[Element and region listings]
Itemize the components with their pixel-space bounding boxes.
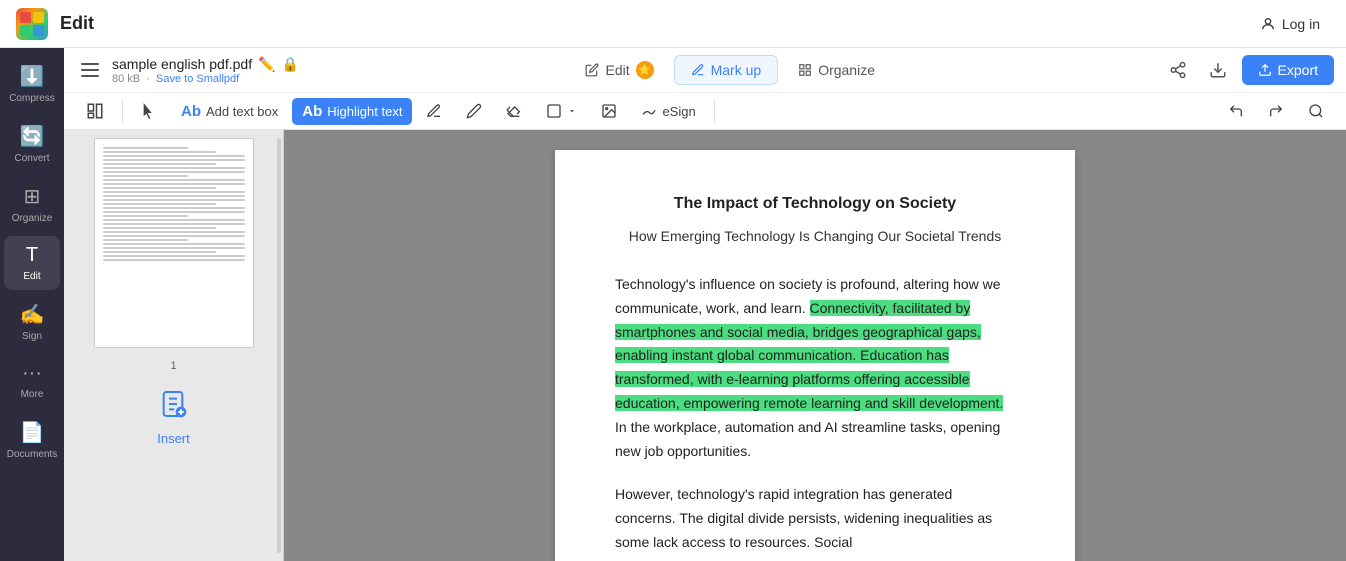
thumbnail-scrollbar[interactable] — [277, 138, 281, 553]
organize-icon: ⊞ — [24, 184, 41, 209]
separator-1 — [122, 99, 123, 123]
edit-tab-icon — [585, 63, 599, 77]
doc-page: The Impact of Technology on Society How … — [555, 150, 1075, 561]
separator-2 — [714, 99, 715, 123]
hamburger-button[interactable] — [76, 56, 104, 84]
tab-edit[interactable]: Edit ⭐ — [569, 55, 669, 85]
select-tool-button[interactable] — [131, 98, 167, 124]
more-icon: ··· — [22, 362, 42, 385]
pencil-tool-button[interactable] — [456, 98, 492, 124]
undo-button[interactable] — [1218, 98, 1254, 124]
pen-tool-button[interactable] — [416, 98, 452, 124]
app-logo — [16, 8, 48, 40]
doc-para-1: Technology's influence on society is pro… — [615, 273, 1015, 463]
file-name: sample english pdf.pdf ✏️ 🔒 — [112, 56, 299, 73]
rename-button[interactable]: ✏️ — [258, 56, 275, 73]
ab-add-icon: Ab — [181, 103, 201, 120]
eraser-icon — [506, 103, 522, 119]
toolbar-center: Edit ⭐ Mark up Organize — [307, 55, 1154, 85]
top-bar-right: Log in — [1250, 10, 1330, 38]
thumbnail-container: 1 — [94, 138, 254, 372]
top-bar: Edit Log in — [0, 0, 1346, 48]
export-button[interactable]: Export — [1242, 55, 1334, 85]
page-number: 1 — [170, 360, 176, 372]
convert-icon: 🔄 — [20, 124, 45, 149]
doc-main: 1 Insert The Impact of Technology on Soc… — [64, 130, 1346, 561]
organize-tab-icon — [798, 63, 812, 77]
sidebar-item-compress[interactable]: ⬇️ Compress — [4, 56, 60, 112]
lock-button[interactable]: 🔒 — [282, 56, 299, 73]
redo-button[interactable] — [1258, 98, 1294, 124]
ab-highlight-icon: Ab — [302, 103, 322, 120]
undo-icon — [1228, 103, 1244, 119]
edit-badge: ⭐ — [636, 61, 654, 79]
dropdown-arrow-icon — [567, 106, 577, 116]
user-icon — [1260, 16, 1276, 32]
toolbar-right: Export — [1162, 54, 1334, 86]
doc-view: The Impact of Technology on Society How … — [284, 130, 1346, 561]
doc-subtitle: How Emerging Technology Is Changing Our … — [615, 225, 1015, 249]
file-info: sample english pdf.pdf ✏️ 🔒 80 kB · Save… — [112, 56, 299, 85]
pencil-icon — [466, 103, 482, 119]
eraser-tool-button[interactable] — [496, 98, 532, 124]
doc-title: The Impact of Technology on Society — [615, 190, 1015, 217]
content-area: sample english pdf.pdf ✏️ 🔒 80 kB · Save… — [64, 48, 1346, 561]
search-icon — [1308, 103, 1324, 119]
thumbnail-icon — [86, 102, 104, 120]
esign-icon — [641, 103, 657, 119]
tab-markup[interactable]: Mark up — [674, 55, 779, 85]
sidebar-item-organize[interactable]: ⊞ Organize — [4, 176, 60, 232]
share-icon — [1169, 61, 1187, 79]
export-icon — [1258, 63, 1272, 77]
sidebar: ⬇️ Compress 🔄 Convert ⊞ Organize T Edit … — [0, 48, 64, 561]
sign-icon: ✍ — [20, 302, 45, 327]
compress-icon: ⬇️ — [20, 64, 45, 89]
file-meta: 80 kB · Save to Smallpdf — [112, 73, 299, 85]
add-textbox-button[interactable]: Ab Add text box — [171, 98, 288, 125]
hamburger-icon — [81, 63, 99, 77]
share-button[interactable] — [1162, 54, 1194, 86]
sidebar-item-convert[interactable]: 🔄 Convert — [4, 116, 60, 172]
pen-icon — [426, 103, 442, 119]
login-button[interactable]: Log in — [1250, 10, 1330, 38]
shapes-tool-button[interactable] — [536, 98, 587, 124]
top-bar-left: Edit — [16, 8, 94, 40]
thumbnail-page — [94, 138, 254, 348]
image-icon — [601, 103, 617, 119]
doc-para-2: However, technology's rapid integration … — [615, 483, 1015, 554]
search-button[interactable] — [1298, 98, 1334, 124]
download-icon — [1209, 61, 1227, 79]
save-link[interactable]: Save to Smallpdf — [156, 73, 239, 85]
highlight-text-button[interactable]: Ab Highlight text — [292, 98, 412, 125]
main-layout: ⬇️ Compress 🔄 Convert ⊞ Organize T Edit … — [0, 48, 1346, 561]
sidebar-item-edit[interactable]: T Edit — [4, 236, 60, 290]
doc-toolbar-bottom: Ab Add text box Ab Highlight text — [64, 93, 1346, 129]
download-button[interactable] — [1202, 54, 1234, 86]
cursor-icon — [141, 103, 157, 119]
markup-icon — [691, 63, 705, 77]
image-tool-button[interactable] — [591, 98, 627, 124]
thumbnail-panel: 1 Insert — [64, 130, 284, 561]
documents-icon: 📄 — [20, 420, 45, 445]
insert-label: Insert — [157, 431, 190, 446]
insert-area[interactable]: Insert — [149, 380, 198, 454]
edit-icon: T — [26, 244, 38, 267]
shapes-icon — [546, 103, 562, 119]
toolbar-undo-redo — [1218, 98, 1334, 124]
sidebar-item-documents[interactable]: 📄 Documents — [4, 412, 60, 468]
insert-icon — [157, 388, 189, 427]
sidebar-item-more[interactable]: ··· More — [4, 354, 60, 408]
doc-toolbar: sample english pdf.pdf ✏️ 🔒 80 kB · Save… — [64, 48, 1346, 130]
redo-icon — [1268, 103, 1284, 119]
doc-toolbar-top: sample english pdf.pdf ✏️ 🔒 80 kB · Save… — [64, 48, 1346, 93]
thumbnail-toggle-button[interactable] — [76, 97, 114, 125]
page-title: Edit — [60, 13, 94, 34]
para1-after: In the workplace, automation and AI stre… — [615, 419, 1000, 459]
thumb-lines — [103, 147, 245, 261]
esign-tool-button[interactable]: eSign — [631, 98, 705, 124]
tab-organize[interactable]: Organize — [782, 56, 891, 84]
sidebar-item-sign[interactable]: ✍ Sign — [4, 294, 60, 350]
para1-highlighted: Connectivity, facilitated by smartphones… — [615, 300, 1003, 411]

(GOAL OF THE EXERCISE): Copy out the material above line for line without any changes, and leave out the pictures.

(SOLUTION FOR THIS EXERCISE):
Itemize the components with their pixel-space bounding boxes.
thumbnail-scrollbar[interactable] — [277, 138, 281, 553]
organize-icon: ⊞ — [24, 184, 41, 209]
separator-1 — [122, 99, 123, 123]
edit-tab-icon — [585, 63, 599, 77]
doc-page: The Impact of Technology on Society How … — [555, 150, 1075, 561]
separator-2 — [714, 99, 715, 123]
hamburger-button[interactable] — [76, 56, 104, 84]
tab-edit[interactable]: Edit ⭐ — [569, 55, 669, 85]
select-tool-button[interactable] — [131, 98, 167, 124]
more-icon: ··· — [22, 362, 42, 385]
pencil-tool-button[interactable] — [456, 98, 492, 124]
undo-button[interactable] — [1218, 98, 1254, 124]
pen-tool-button[interactable] — [416, 98, 452, 124]
app-logo — [16, 8, 48, 40]
doc-para-1: Technology's influence on society is pro… — [615, 273, 1015, 463]
file-name: sample english pdf.pdf ✏️ 🔒 — [112, 56, 299, 73]
rename-button[interactable]: ✏️ — [258, 56, 275, 73]
ab-add-icon: Ab — [181, 103, 201, 120]
eraser-icon — [506, 103, 522, 119]
toolbar-center: Edit ⭐ Mark up Organize — [307, 55, 1154, 85]
top-bar-right: Log in — [1250, 10, 1330, 38]
thumbnail-container: 1 — [94, 138, 254, 372]
top-bar: Edit Log in — [0, 0, 1346, 48]
export-button[interactable]: Export — [1242, 55, 1334, 85]
page-number: 1 — [170, 360, 176, 372]
convert-icon: 🔄 — [20, 124, 45, 149]
doc-main: 1 Insert The Impact of Technology on Soc… — [64, 130, 1346, 561]
organize-tab-icon — [798, 63, 812, 77]
sidebar-item-compress[interactable]: ⬇️ Compress — [4, 56, 60, 112]
lock-button[interactable]: 🔒 — [282, 56, 299, 73]
redo-button[interactable] — [1258, 98, 1294, 124]
ab-highlight-icon: Ab — [302, 103, 322, 120]
undo-icon — [1228, 103, 1244, 119]
edit-badge: ⭐ — [636, 61, 654, 79]
dropdown-arrow-icon — [567, 106, 577, 116]
user-icon — [1260, 16, 1276, 32]
toolbar-right: Export — [1162, 54, 1334, 86]
doc-view: The Impact of Technology on Society How … — [284, 130, 1346, 561]
doc-subtitle: How Emerging Technology Is Changing Our … — [615, 225, 1015, 249]
file-info: sample english pdf.pdf ✏️ 🔒 80 kB · Save… — [112, 56, 299, 85]
pencil-icon — [466, 103, 482, 119]
eraser-tool-button[interactable] — [496, 98, 532, 124]
doc-title: The Impact of Technology on Society — [615, 190, 1015, 217]
content-area: sample english pdf.pdf ✏️ 🔒 80 kB · Save… — [64, 48, 1346, 561]
search-icon — [1308, 103, 1324, 119]
thumbnail-icon — [86, 102, 104, 120]
esign-icon — [641, 103, 657, 119]
tab-markup[interactable]: Mark up — [674, 55, 779, 85]
sidebar-item-organize[interactable]: ⊞ Organize — [4, 176, 60, 232]
share-icon — [1169, 61, 1187, 79]
export-icon — [1258, 63, 1272, 77]
sidebar: ⬇️ Compress 🔄 Convert ⊞ Organize T Edit … — [0, 48, 64, 561]
sign-icon: ✍ — [20, 302, 45, 327]
compress-icon: ⬇️ — [20, 64, 45, 89]
file-meta: 80 kB · Save to Smallpdf — [112, 73, 299, 85]
add-textbox-button[interactable]: Ab Add text box — [171, 98, 288, 125]
hamburger-icon — [81, 63, 99, 77]
share-button[interactable] — [1162, 54, 1194, 86]
sidebar-item-convert[interactable]: 🔄 Convert — [4, 116, 60, 172]
pen-icon — [426, 103, 442, 119]
login-button[interactable]: Log in — [1250, 10, 1330, 38]
shapes-tool-button[interactable] — [536, 98, 587, 124]
top-bar-left: Edit — [16, 8, 94, 40]
thumbnail-page — [94, 138, 254, 348]
image-icon — [601, 103, 617, 119]
doc-para-2: However, technology's rapid integration … — [615, 483, 1015, 554]
search-button[interactable] — [1298, 98, 1334, 124]
download-icon — [1209, 61, 1227, 79]
save-link[interactable]: Save to Smallpdf — [156, 73, 239, 85]
highlight-text-button[interactable]: Ab Highlight text — [292, 98, 412, 125]
main-layout: ⬇️ Compress 🔄 Convert ⊞ Organize T Edit … — [0, 48, 1346, 561]
sidebar-item-edit[interactable]: T Edit — [4, 236, 60, 290]
doc-toolbar-bottom: Ab Add text box Ab Highlight text — [64, 93, 1346, 129]
download-button[interactable] — [1202, 54, 1234, 86]
cursor-icon — [141, 103, 157, 119]
markup-icon — [691, 63, 705, 77]
image-tool-button[interactable] — [591, 98, 627, 124]
thumbnail-panel: 1 Insert — [64, 130, 284, 561]
documents-icon: 📄 — [20, 420, 45, 445]
insert-label: Insert — [157, 431, 190, 446]
insert-area[interactable]: Insert — [149, 380, 198, 454]
edit-icon: T — [26, 244, 38, 267]
shapes-icon — [546, 103, 562, 119]
toolbar-undo-redo — [1218, 98, 1334, 124]
sidebar-item-documents[interactable]: 📄 Documents — [4, 412, 60, 468]
insert-icon — [157, 388, 189, 427]
sidebar-item-more[interactable]: ··· More — [4, 354, 60, 408]
doc-toolbar: sample english pdf.pdf ✏️ 🔒 80 kB · Save… — [64, 48, 1346, 130]
redo-icon — [1268, 103, 1284, 119]
doc-toolbar-top: sample english pdf.pdf ✏️ 🔒 80 kB · Save… — [64, 48, 1346, 93]
thumbnail-toggle-button[interactable] — [76, 97, 114, 125]
page-title: Edit — [60, 13, 94, 34]
para1-after: In the workplace, automation and AI stre… — [615, 419, 1000, 459]
thumb-lines — [103, 147, 245, 261]
esign-tool-button[interactable]: eSign — [631, 98, 705, 124]
tab-organize[interactable]: Organize — [782, 56, 891, 84]
sidebar-item-sign[interactable]: ✍ Sign — [4, 294, 60, 350]
para1-highlighted: Connectivity, facilitated by smartphones… — [615, 300, 1003, 411]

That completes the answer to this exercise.